(Annotated element lines)
-.-.-
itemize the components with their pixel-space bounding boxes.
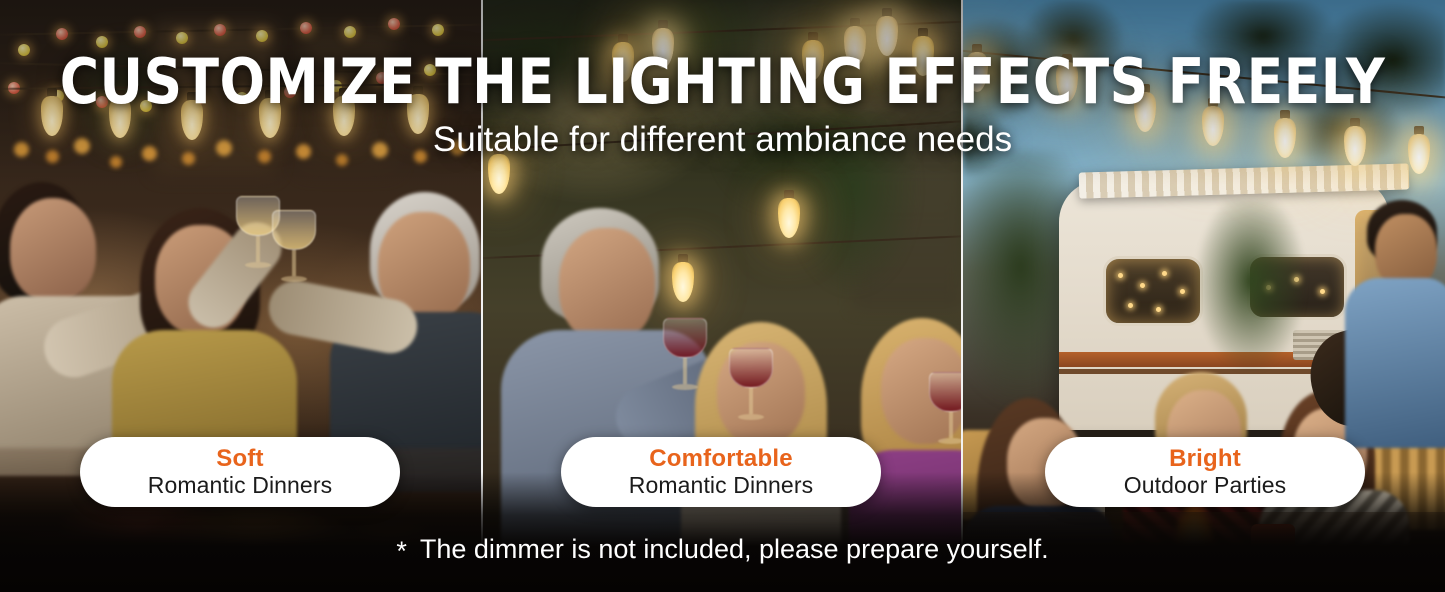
mode-pill-comfortable-subtitle: Romantic Dinners [629, 472, 813, 499]
lighting-effects-banner: CUSTOMIZE THE LIGHTING EFFECTS FREELY Su… [0, 0, 1445, 592]
mode-pill-soft-title: Soft [216, 446, 263, 472]
mode-pill-comfortable[interactable]: Comfortable Romantic Dinners [561, 437, 881, 507]
subheadline: Suitable for different ambiance needs [0, 120, 1445, 160]
mode-pill-bright-title: Bright [1169, 446, 1241, 472]
asterisk-icon: * [396, 535, 407, 567]
decor-potted-tree [1191, 200, 1311, 380]
mode-pill-soft[interactable]: Soft Romantic Dinners [80, 437, 400, 507]
mode-pill-bright-subtitle: Outdoor Parties [1124, 472, 1287, 499]
footnote-text: The dimmer is not included, please prepa… [420, 534, 1049, 564]
caravan-window-left [1103, 256, 1203, 326]
mode-pill-bright[interactable]: Bright Outdoor Parties [1045, 437, 1365, 507]
mode-pill-soft-subtitle: Romantic Dinners [148, 472, 332, 499]
headline: CUSTOMIZE THE LIGHTING EFFECTS FREELY [29, 52, 1416, 112]
mode-pill-comfortable-title: Comfortable [649, 446, 793, 472]
footnote: *The dimmer is not included, please prep… [0, 533, 1445, 567]
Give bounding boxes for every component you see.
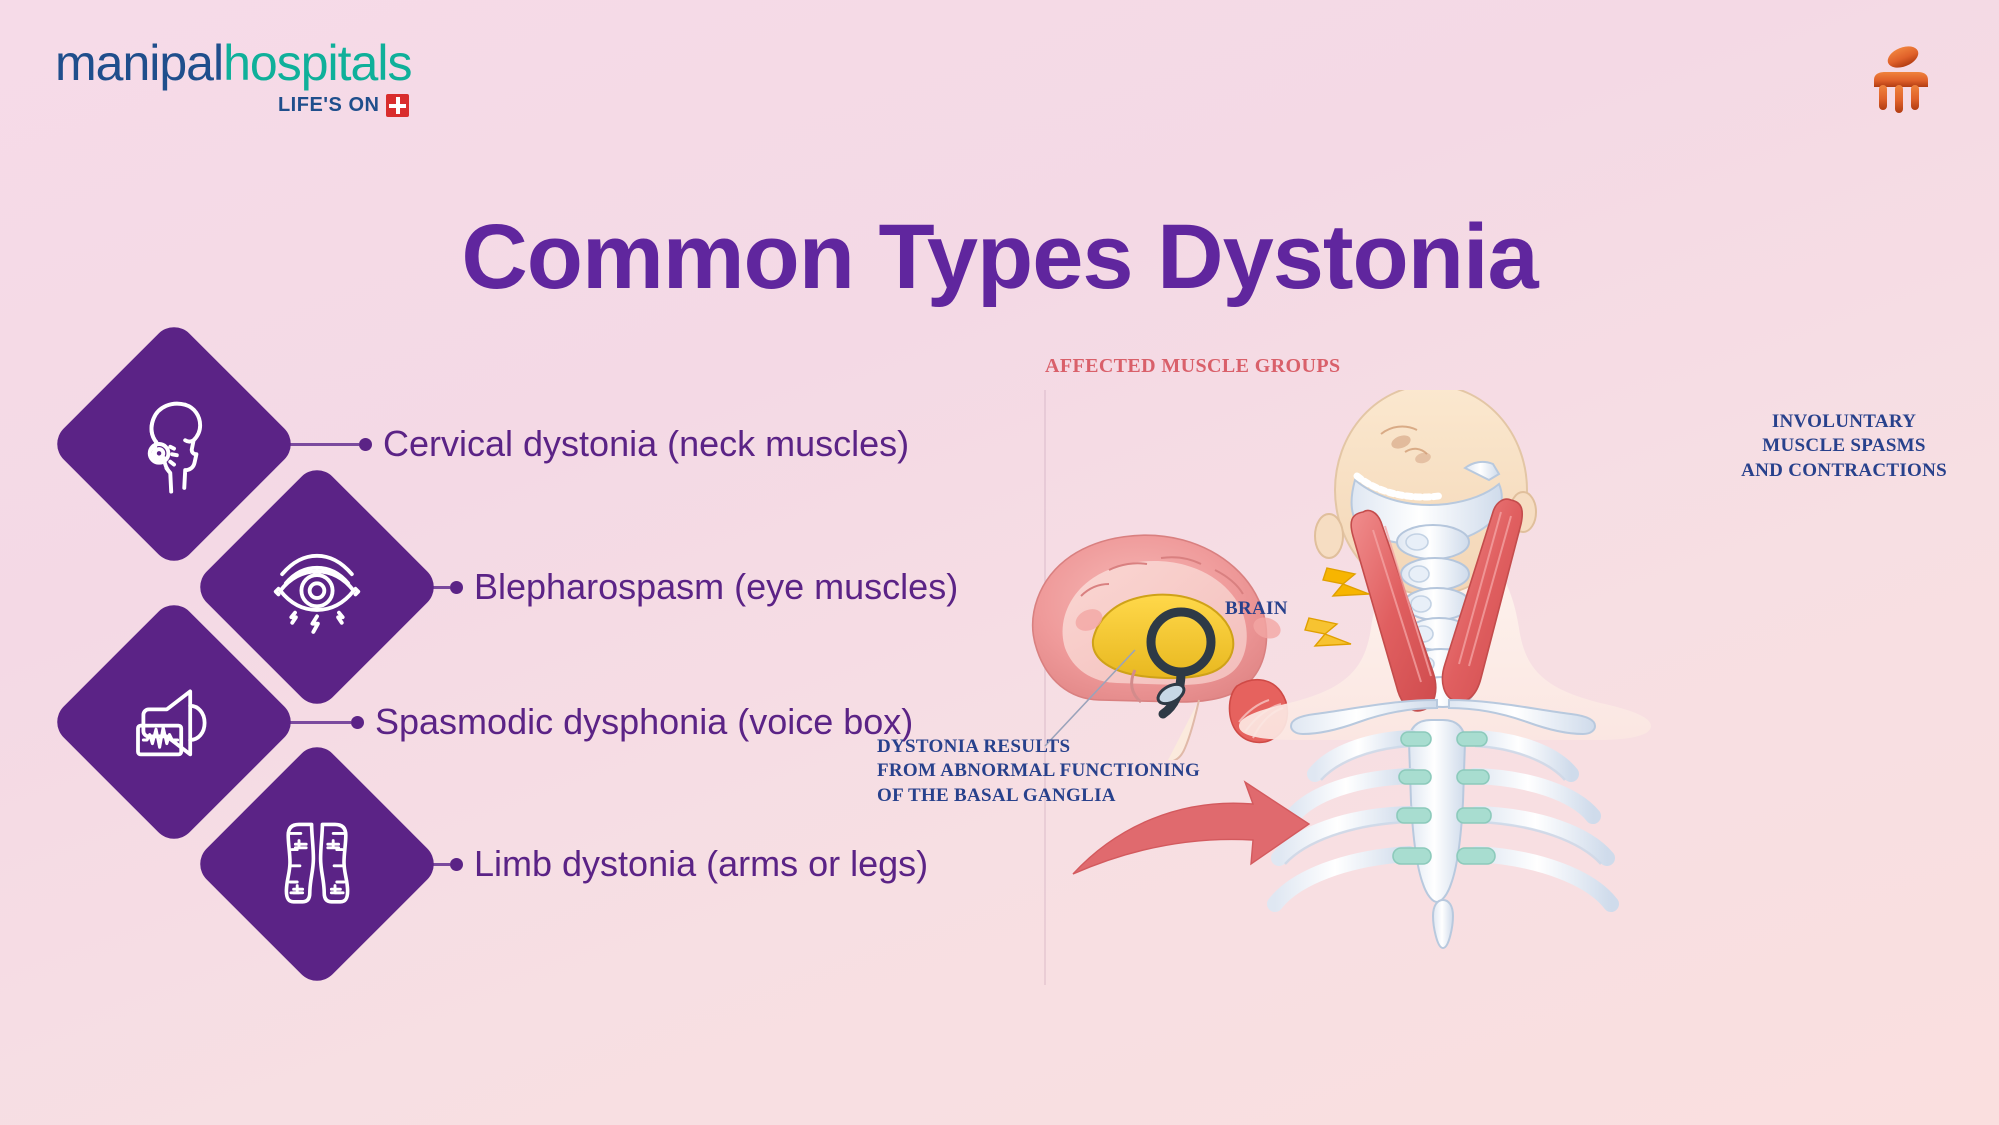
red-cross-icon <box>386 94 409 117</box>
logo-tagline-row: LIFE'S ON <box>55 94 411 117</box>
skull-cervical-spine-ribcage-illustration <box>1205 390 1685 990</box>
logo-wordmark: manipalhospitals <box>55 38 411 88</box>
dystonia-type-label: Cervical dystonia (neck muscles) <box>383 423 909 465</box>
row-bullet <box>450 581 463 594</box>
dystonia-types-panel: Cervical dystonia (neck muscles) Blephar… <box>0 355 1045 1075</box>
annotation-line: OF THE BASAL GANGLIA <box>877 784 1200 808</box>
annotation-affected-muscle-groups: AFFECTED MUSCLE GROUPS <box>1045 355 1999 378</box>
annotation-line: INVOLUNTARY <box>1741 410 1947 434</box>
page-header: manipalhospitals LIFE'S ON <box>0 0 1999 150</box>
annotation-basal-ganglia: DYSTONIA RESULTS FROM ABNORMAL FUNCTIONI… <box>877 735 1200 808</box>
page-title: Common Types Dystonia <box>0 205 1999 310</box>
annotation-line: AND CONTRACTIONS <box>1741 459 1947 483</box>
manipal-hospitals-logo[interactable]: manipalhospitals LIFE'S ON <box>55 38 411 117</box>
logo-word-manipal: manipal <box>55 35 223 91</box>
manipal-brand-mark-icon <box>1861 40 1941 120</box>
annotation-line: MUSCLE SPASMS <box>1741 434 1947 458</box>
row-bullet <box>450 858 463 871</box>
row-bullet <box>359 438 372 451</box>
logo-word-hospitals: hospitals <box>223 35 411 91</box>
legs-limbs-icon <box>191 738 443 990</box>
anatomy-illustration-panel: INVOLUNTARY MUSCLE SPASMS AND CONTRACTIO… <box>1045 355 1999 1075</box>
dystonia-type-label: Limb dystonia (arms or legs) <box>474 843 928 885</box>
annotation-line: FROM ABNORMAL FUNCTIONING <box>877 759 1200 783</box>
lightning-bolt-icon <box>1305 568 1369 646</box>
logo-tagline: LIFE'S ON <box>278 94 379 117</box>
row-bullet <box>351 716 364 729</box>
annotation-line: DYSTONIA RESULTS <box>877 735 1200 759</box>
dystonia-type-row[interactable]: Limb dystonia (arms or legs) <box>228 775 928 953</box>
annotation-brain: BRAIN <box>1225 597 1288 621</box>
annotation-involuntary-spasms: INVOLUNTARY MUSCLE SPASMS AND CONTRACTIO… <box>1741 410 1947 483</box>
dystonia-type-label: Spasmodic dysphonia (voice box) <box>375 701 913 743</box>
dystonia-type-label: Blepharospasm (eye muscles) <box>474 566 958 608</box>
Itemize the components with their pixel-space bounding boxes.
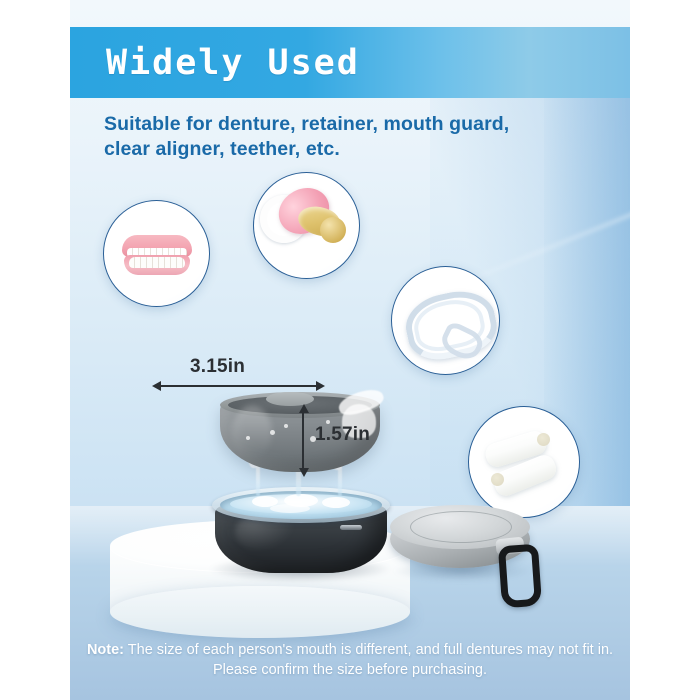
- banner-title: Widely Used: [106, 43, 360, 83]
- scene-background: Widely Used Suitable for denture, retain…: [70, 0, 630, 700]
- height-dimension-label: 1.57in: [315, 424, 370, 446]
- width-arrow-right: [316, 381, 325, 391]
- thumbnail-mouth-guard: [391, 266, 500, 375]
- header-banner: Widely Used: [70, 27, 630, 98]
- base-power-button[interactable]: [340, 525, 362, 530]
- foam-bubble: [270, 504, 310, 513]
- height-arrow-down: [299, 468, 309, 477]
- note-text: Note: The size of each person's mouth is…: [70, 640, 630, 680]
- width-arrow-left: [152, 381, 161, 391]
- width-dimension-line: [160, 385, 318, 387]
- podium-base: [110, 586, 410, 638]
- foam-bubble: [322, 497, 350, 508]
- subtitle-block: Suitable for denture, retainer, mouth gu…: [104, 112, 604, 162]
- height-dimension-line: [302, 412, 304, 468]
- product-infographic: Widely Used Suitable for denture, retain…: [0, 0, 700, 700]
- thumbnail-cotton-rolls: [468, 406, 580, 518]
- basket-highlight: [232, 406, 272, 458]
- width-dimension-label: 3.15in: [190, 356, 245, 378]
- subtitle-line-2: clear aligner, teether, etc.: [104, 137, 604, 162]
- subtitle-line-1: Suitable for denture, retainer, mouth gu…: [104, 112, 604, 137]
- thumbnail-pacifier: [253, 172, 360, 279]
- denture-icon: [122, 235, 192, 275]
- lid-strap-loop[interactable]: [498, 544, 542, 609]
- water-droplet: [284, 424, 288, 428]
- water-droplet: [246, 436, 250, 440]
- note-body: The size of each person's mouth is diffe…: [124, 642, 613, 678]
- note-prefix: Note:: [87, 642, 124, 658]
- water-droplet: [270, 430, 275, 435]
- height-arrow-up: [299, 404, 309, 413]
- thumbnail-denture: [103, 200, 210, 307]
- lid-inner-ring: [410, 511, 512, 543]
-.-.-
- [Prompt]
Could you repeat all of the lines above word for word, leaving out the pictures?

- [Answer below]
itemize the components with their pixel-space bounding boxes.
mode-pill-comfortable-subtitle: Romantic Dinners [629, 472, 813, 499]
lighting-effects-banner: CUSTOMIZE THE LIGHTING EFFECTS FREELY Su… [0, 0, 1445, 592]
mode-pill-soft-title: Soft [216, 446, 263, 472]
mode-pill-comfortable[interactable]: Comfortable Romantic Dinners [561, 437, 881, 507]
subheadline: Suitable for different ambiance needs [0, 120, 1445, 160]
mode-pill-bright-title: Bright [1169, 446, 1241, 472]
asterisk-icon: * [396, 535, 407, 567]
decor-potted-tree [1191, 200, 1311, 380]
mode-pill-soft[interactable]: Soft Romantic Dinners [80, 437, 400, 507]
mode-pill-bright-subtitle: Outdoor Parties [1124, 472, 1287, 499]
footnote-text: The dimmer is not included, please prepa… [420, 534, 1049, 564]
caravan-window-left [1103, 256, 1203, 326]
mode-pill-bright[interactable]: Bright Outdoor Parties [1045, 437, 1365, 507]
mode-pill-soft-subtitle: Romantic Dinners [148, 472, 332, 499]
headline: CUSTOMIZE THE LIGHTING EFFECTS FREELY [29, 52, 1416, 112]
mode-pill-comfortable-title: Comfortable [649, 446, 793, 472]
footnote: *The dimmer is not included, please prep… [0, 533, 1445, 567]
Give bounding boxes for every component you see.
red-cross-icon <box>386 94 409 117</box>
logo-tagline-row: LIFE'S ON <box>55 94 411 117</box>
skull-cervical-spine-ribcage-illustration <box>1205 390 1685 990</box>
logo-wordmark: manipalhospitals <box>55 38 411 88</box>
dystonia-type-label: Cervical dystonia (neck muscles) <box>383 423 909 465</box>
row-bullet <box>450 581 463 594</box>
dystonia-types-panel: Cervical dystonia (neck muscles) Blephar… <box>0 355 1045 1075</box>
annotation-line: OF THE BASAL GANGLIA <box>877 784 1200 808</box>
annotation-affected-muscle-groups: AFFECTED MUSCLE GROUPS <box>1045 355 1999 378</box>
annotation-line: INVOLUNTARY <box>1741 410 1947 434</box>
page-header: manipalhospitals LIFE'S ON <box>0 0 1999 150</box>
annotation-basal-ganglia: DYSTONIA RESULTS FROM ABNORMAL FUNCTIONI… <box>877 735 1200 808</box>
page-title: Common Types Dystonia <box>0 205 1999 310</box>
annotation-line: AND CONTRACTIONS <box>1741 459 1947 483</box>
manipal-hospitals-logo[interactable]: manipalhospitals LIFE'S ON <box>55 38 411 117</box>
logo-word-manipal: manipal <box>55 35 223 91</box>
manipal-brand-mark-icon <box>1861 40 1941 120</box>
annotation-line: MUSCLE SPASMS <box>1741 434 1947 458</box>
row-bullet <box>450 858 463 871</box>
row-bullet <box>359 438 372 451</box>
logo-word-hospitals: hospitals <box>223 35 411 91</box>
legs-limbs-icon <box>191 738 443 990</box>
anatomy-illustration-panel: INVOLUNTARY MUSCLE SPASMS AND CONTRACTIO… <box>1045 355 1999 1075</box>
dystonia-type-label: Limb dystonia (arms or legs) <box>474 843 928 885</box>
annotation-line: FROM ABNORMAL FUNCTIONING <box>877 759 1200 783</box>
lightning-bolt-icon <box>1305 568 1369 646</box>
logo-tagline: LIFE'S ON <box>278 94 379 117</box>
row-bullet <box>351 716 364 729</box>
annotation-line: DYSTONIA RESULTS <box>877 735 1200 759</box>
dystonia-type-row[interactable]: Limb dystonia (arms or legs) <box>228 775 928 953</box>
annotation-brain: BRAIN <box>1225 597 1288 621</box>
annotation-involuntary-spasms: INVOLUNTARY MUSCLE SPASMS AND CONTRACTIO… <box>1741 410 1947 483</box>
dystonia-type-label: Spasmodic dysphonia (voice box) <box>375 701 913 743</box>
dystonia-type-label: Blepharospasm (eye muscles) <box>474 566 958 608</box>
Itemize the components with their pixel-space bounding boxes.
- banner-title: Widely Used: [106, 43, 360, 83]
- scene-background: Widely Used Suitable for denture, retain…: [70, 0, 630, 700]
- height-dimension-label: 1.57in: [315, 424, 370, 446]
- width-arrow-right: [316, 381, 325, 391]
- thumbnail-mouth-guard: [391, 266, 500, 375]
- header-banner: Widely Used: [70, 27, 630, 98]
- base-power-button[interactable]: [340, 525, 362, 530]
- foam-bubble: [270, 504, 310, 513]
- height-arrow-down: [299, 468, 309, 477]
- note-text: Note: The size of each person's mouth is…: [70, 640, 630, 680]
- width-arrow-left: [152, 381, 161, 391]
- width-dimension-line: [160, 385, 318, 387]
- podium-base: [110, 586, 410, 638]
- foam-bubble: [322, 497, 350, 508]
- subtitle-block: Suitable for denture, retainer, mouth gu…: [104, 112, 604, 162]
- height-dimension-line: [302, 412, 304, 468]
- product-infographic: Widely Used Suitable for denture, retain…: [0, 0, 700, 700]
- thumbnail-cotton-rolls: [468, 406, 580, 518]
- basket-highlight: [232, 406, 272, 458]
- width-dimension-label: 3.15in: [190, 356, 245, 378]
- subtitle-line-2: clear aligner, teether, etc.: [104, 137, 604, 162]
- subtitle-line-1: Suitable for denture, retainer, mouth gu…: [104, 112, 604, 137]
- thumbnail-pacifier: [253, 172, 360, 279]
- denture-icon: [122, 235, 192, 275]
- lid-strap-loop[interactable]: [498, 544, 542, 609]
- water-droplet: [284, 424, 288, 428]
- water-droplet: [246, 436, 250, 440]
- note-body: The size of each person's mouth is diffe…: [124, 642, 613, 678]
- note-prefix: Note:: [87, 642, 124, 658]
- water-droplet: [270, 430, 275, 435]
- height-arrow-up: [299, 404, 309, 413]
- thumbnail-denture: [103, 200, 210, 307]
- lid-inner-ring: [410, 511, 512, 543]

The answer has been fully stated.